▶ **PROBLEM DESCRIPTION**
Can you set out every line of the items below as a Markdown table with two columns, "No." for the row number and "Entry" for the line, leaving out any blank lines?

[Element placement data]
>>>
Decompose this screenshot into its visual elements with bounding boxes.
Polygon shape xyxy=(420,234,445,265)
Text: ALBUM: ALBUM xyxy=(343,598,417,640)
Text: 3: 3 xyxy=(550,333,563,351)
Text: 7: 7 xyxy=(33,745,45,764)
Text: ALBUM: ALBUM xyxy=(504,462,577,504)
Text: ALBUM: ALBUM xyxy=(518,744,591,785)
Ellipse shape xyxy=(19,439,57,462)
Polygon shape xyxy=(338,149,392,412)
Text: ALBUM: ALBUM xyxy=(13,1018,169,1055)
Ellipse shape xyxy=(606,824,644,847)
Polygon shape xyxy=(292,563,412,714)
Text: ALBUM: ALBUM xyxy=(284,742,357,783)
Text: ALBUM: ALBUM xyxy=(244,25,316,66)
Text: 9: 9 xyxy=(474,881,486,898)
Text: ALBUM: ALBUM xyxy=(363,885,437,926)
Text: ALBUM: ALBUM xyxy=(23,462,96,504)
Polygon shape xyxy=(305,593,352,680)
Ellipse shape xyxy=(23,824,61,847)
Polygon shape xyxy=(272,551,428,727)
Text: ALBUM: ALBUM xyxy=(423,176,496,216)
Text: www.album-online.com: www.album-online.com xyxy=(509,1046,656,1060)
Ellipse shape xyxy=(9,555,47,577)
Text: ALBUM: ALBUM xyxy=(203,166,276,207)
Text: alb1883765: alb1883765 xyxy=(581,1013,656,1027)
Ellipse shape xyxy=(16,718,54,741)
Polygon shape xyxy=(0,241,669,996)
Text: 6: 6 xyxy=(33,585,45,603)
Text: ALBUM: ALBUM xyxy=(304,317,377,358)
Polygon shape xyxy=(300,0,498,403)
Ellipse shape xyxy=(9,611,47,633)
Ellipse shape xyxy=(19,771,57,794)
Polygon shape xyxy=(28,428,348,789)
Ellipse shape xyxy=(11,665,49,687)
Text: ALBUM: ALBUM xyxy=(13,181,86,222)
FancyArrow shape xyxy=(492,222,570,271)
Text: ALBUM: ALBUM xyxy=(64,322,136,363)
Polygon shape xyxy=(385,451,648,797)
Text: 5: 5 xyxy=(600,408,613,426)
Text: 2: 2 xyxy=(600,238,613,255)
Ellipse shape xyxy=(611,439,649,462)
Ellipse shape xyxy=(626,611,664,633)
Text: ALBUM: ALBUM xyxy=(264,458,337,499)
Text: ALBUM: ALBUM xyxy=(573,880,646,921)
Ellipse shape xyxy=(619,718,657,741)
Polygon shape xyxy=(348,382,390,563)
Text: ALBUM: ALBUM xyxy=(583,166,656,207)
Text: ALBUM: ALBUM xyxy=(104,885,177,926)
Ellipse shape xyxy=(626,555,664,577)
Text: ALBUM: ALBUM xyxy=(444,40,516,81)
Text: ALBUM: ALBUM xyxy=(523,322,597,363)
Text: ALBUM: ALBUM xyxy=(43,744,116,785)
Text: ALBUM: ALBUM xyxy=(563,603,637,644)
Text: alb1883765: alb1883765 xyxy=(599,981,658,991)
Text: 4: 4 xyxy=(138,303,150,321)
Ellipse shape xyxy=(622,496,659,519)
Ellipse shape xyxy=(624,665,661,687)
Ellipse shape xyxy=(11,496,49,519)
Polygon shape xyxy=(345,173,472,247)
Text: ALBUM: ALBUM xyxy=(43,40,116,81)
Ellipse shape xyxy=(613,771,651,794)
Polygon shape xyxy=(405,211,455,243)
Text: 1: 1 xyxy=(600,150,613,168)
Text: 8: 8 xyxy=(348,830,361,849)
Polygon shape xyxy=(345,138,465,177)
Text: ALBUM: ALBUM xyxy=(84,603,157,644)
<<<
▶ **FINAL RESULT**
| No. | Entry |
|---|---|
| 1 | Decompose this screenshot into its visual elements with bounding boxes. |
| 2 | Polygon shape xyxy=(420,234,445,265) |
| 3 | Text: ALBUM: ALBUM xyxy=(343,598,417,640) |
| 4 | Text: 3: 3 xyxy=(550,333,563,351) |
| 5 | Text: 7: 7 xyxy=(33,745,45,764) |
| 6 | Text: ALBUM: ALBUM xyxy=(504,462,577,504) |
| 7 | Text: ALBUM: ALBUM xyxy=(518,744,591,785) |
| 8 | Ellipse shape xyxy=(19,439,57,462) |
| 9 | Polygon shape xyxy=(338,149,392,412) |
| 10 | Text: ALBUM: ALBUM xyxy=(13,1018,169,1055) |
| 11 | Ellipse shape xyxy=(606,824,644,847) |
| 12 | Polygon shape xyxy=(292,563,412,714) |
| 13 | Text: ALBUM: ALBUM xyxy=(284,742,357,783) |
| 14 | Text: ALBUM: ALBUM xyxy=(244,25,316,66) |
| 15 | Text: 9: 9 xyxy=(474,881,486,898) |
| 16 | Text: ALBUM: ALBUM xyxy=(363,885,437,926) |
| 17 | Text: ALBUM: ALBUM xyxy=(23,462,96,504) |
| 18 | Polygon shape xyxy=(305,593,352,680) |
| 19 | Ellipse shape xyxy=(23,824,61,847) |
| 20 | Polygon shape xyxy=(272,551,428,727) |
| 21 | Text: ALBUM: ALBUM xyxy=(423,176,496,216) |
| 22 | Text: www.album-online.com: www.album-online.com xyxy=(509,1046,656,1060) |
| 23 | Ellipse shape xyxy=(9,555,47,577) |
| 24 | Text: ALBUM: ALBUM xyxy=(203,166,276,207) |
| 25 | Text: alb1883765: alb1883765 xyxy=(581,1013,656,1027) |
| 26 | Ellipse shape xyxy=(16,718,54,741) |
| 27 | Polygon shape xyxy=(0,241,669,996) |
| 28 | Text: 6: 6 xyxy=(33,585,45,603) |
| 29 | Text: ALBUM: ALBUM xyxy=(304,317,377,358) |
| 30 | Polygon shape xyxy=(300,0,498,403) |
| 31 | Ellipse shape xyxy=(9,611,47,633) |
| 32 | Ellipse shape xyxy=(19,771,57,794) |
| 33 | Polygon shape xyxy=(28,428,348,789) |
| 34 | Ellipse shape xyxy=(11,665,49,687) |
| 35 | Text: ALBUM: ALBUM xyxy=(13,181,86,222) |
| 36 | FancyArrow shape xyxy=(492,222,570,271) |
| 37 | Text: ALBUM: ALBUM xyxy=(64,322,136,363) |
| 38 | Polygon shape xyxy=(385,451,648,797) |
| 39 | Text: 5: 5 xyxy=(600,408,613,426) |
| 40 | Text: 2: 2 xyxy=(600,238,613,255) |
| 41 | Ellipse shape xyxy=(611,439,649,462) |
| 42 | Ellipse shape xyxy=(626,611,664,633) |
| 43 | Text: ALBUM: ALBUM xyxy=(264,458,337,499) |
| 44 | Text: ALBUM: ALBUM xyxy=(573,880,646,921) |
| 45 | Ellipse shape xyxy=(619,718,657,741) |
| 46 | Polygon shape xyxy=(348,382,390,563) |
| 47 | Text: ALBUM: ALBUM xyxy=(583,166,656,207) |
| 48 | Text: ALBUM: ALBUM xyxy=(104,885,177,926) |
| 49 | Ellipse shape xyxy=(626,555,664,577) |
| 50 | Text: ALBUM: ALBUM xyxy=(444,40,516,81) |
| 51 | Text: ALBUM: ALBUM xyxy=(523,322,597,363) |
| 52 | Text: ALBUM: ALBUM xyxy=(43,744,116,785) |
| 53 | Text: ALBUM: ALBUM xyxy=(563,603,637,644) |
| 54 | Text: alb1883765: alb1883765 xyxy=(599,981,658,991) |
| 55 | Text: 4: 4 xyxy=(138,303,150,321) |
| 56 | Ellipse shape xyxy=(622,496,659,519) |
| 57 | Ellipse shape xyxy=(624,665,661,687) |
| 58 | Ellipse shape xyxy=(11,496,49,519) |
| 59 | Polygon shape xyxy=(345,173,472,247) |
| 60 | Text: ALBUM: ALBUM xyxy=(43,40,116,81) |
| 61 | Ellipse shape xyxy=(613,771,651,794) |
| 62 | Polygon shape xyxy=(405,211,455,243) |
| 63 | Text: 1: 1 xyxy=(600,150,613,168) |
| 64 | Text: 8: 8 xyxy=(348,830,361,849) |
| 65 | Polygon shape xyxy=(345,138,465,177) |
| 66 | Text: ALBUM: ALBUM xyxy=(84,603,157,644) |